# Given task
In the following material, identify every line holding the string "content" and return it.
++++++
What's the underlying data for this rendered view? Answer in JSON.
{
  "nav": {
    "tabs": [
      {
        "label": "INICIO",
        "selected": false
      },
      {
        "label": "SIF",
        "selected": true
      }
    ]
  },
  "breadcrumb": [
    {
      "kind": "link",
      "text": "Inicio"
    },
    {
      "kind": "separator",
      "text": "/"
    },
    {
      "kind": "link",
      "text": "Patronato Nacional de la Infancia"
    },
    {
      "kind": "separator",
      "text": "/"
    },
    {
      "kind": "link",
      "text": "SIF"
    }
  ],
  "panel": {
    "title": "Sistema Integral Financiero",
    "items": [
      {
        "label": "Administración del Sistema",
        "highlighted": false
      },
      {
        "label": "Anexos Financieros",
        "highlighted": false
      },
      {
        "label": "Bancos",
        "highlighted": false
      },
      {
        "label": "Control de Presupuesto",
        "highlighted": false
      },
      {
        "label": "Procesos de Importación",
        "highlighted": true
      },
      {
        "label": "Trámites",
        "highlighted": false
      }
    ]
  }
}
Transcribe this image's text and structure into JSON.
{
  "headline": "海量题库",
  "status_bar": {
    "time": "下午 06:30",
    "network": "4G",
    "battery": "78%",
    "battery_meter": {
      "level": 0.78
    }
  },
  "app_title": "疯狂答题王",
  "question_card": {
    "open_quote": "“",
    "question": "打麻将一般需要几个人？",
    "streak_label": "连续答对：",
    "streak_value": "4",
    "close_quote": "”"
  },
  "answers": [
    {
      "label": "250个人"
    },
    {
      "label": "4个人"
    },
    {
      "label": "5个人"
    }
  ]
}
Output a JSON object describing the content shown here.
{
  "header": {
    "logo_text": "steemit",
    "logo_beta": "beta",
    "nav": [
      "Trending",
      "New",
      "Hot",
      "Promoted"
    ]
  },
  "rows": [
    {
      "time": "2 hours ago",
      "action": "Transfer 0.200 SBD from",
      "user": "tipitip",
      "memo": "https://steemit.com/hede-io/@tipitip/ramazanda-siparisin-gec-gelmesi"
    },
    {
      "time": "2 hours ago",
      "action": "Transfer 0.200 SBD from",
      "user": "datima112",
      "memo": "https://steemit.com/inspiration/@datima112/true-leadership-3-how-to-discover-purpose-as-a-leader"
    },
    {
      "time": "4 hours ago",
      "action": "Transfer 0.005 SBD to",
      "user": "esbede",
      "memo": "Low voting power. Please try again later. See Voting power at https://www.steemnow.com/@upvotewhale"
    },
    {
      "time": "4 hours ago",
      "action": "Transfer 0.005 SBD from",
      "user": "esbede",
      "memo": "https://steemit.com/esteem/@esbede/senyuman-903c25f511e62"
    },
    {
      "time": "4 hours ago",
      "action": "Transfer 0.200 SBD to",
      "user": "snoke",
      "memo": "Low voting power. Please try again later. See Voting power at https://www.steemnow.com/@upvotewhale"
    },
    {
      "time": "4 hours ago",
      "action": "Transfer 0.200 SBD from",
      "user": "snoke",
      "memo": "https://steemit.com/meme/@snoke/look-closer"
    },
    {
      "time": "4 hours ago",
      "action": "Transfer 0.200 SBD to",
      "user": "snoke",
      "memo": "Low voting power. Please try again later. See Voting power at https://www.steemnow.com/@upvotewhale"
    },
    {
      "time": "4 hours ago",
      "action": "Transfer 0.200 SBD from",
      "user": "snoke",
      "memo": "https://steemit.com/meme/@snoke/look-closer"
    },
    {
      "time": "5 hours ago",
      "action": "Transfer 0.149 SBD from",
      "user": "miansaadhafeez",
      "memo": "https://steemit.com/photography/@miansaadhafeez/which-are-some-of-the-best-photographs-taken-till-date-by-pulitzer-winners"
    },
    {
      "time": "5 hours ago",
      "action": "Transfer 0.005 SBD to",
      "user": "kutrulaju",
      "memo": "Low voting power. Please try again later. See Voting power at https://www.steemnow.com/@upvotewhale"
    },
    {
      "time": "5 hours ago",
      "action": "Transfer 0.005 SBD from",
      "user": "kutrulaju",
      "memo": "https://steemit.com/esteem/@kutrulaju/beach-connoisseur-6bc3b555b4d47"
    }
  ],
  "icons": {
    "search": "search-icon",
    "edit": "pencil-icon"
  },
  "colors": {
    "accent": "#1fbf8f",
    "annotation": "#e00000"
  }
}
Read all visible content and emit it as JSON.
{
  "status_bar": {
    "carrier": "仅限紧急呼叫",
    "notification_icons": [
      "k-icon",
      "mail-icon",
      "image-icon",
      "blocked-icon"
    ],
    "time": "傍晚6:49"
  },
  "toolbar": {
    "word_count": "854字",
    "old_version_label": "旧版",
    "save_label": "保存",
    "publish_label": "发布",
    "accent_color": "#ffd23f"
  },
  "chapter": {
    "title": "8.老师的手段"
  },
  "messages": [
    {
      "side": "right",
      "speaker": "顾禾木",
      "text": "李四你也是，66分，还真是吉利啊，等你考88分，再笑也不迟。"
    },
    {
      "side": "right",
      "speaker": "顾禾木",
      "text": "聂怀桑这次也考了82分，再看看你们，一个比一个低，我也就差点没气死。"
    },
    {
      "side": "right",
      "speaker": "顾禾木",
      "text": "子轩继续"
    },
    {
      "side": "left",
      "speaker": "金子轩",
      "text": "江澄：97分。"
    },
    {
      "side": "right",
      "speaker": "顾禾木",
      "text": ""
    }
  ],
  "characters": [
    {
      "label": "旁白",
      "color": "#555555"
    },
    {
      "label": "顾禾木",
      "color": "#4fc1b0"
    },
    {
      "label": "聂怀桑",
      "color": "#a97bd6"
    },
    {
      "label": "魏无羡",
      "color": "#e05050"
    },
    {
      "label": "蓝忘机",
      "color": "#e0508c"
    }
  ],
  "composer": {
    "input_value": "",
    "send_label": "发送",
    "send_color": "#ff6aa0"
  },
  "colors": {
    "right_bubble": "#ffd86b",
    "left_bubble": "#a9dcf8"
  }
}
++++++
# Complete response
Output a JSON object describing the content shown here.
Read all visible content and emit it as JSON.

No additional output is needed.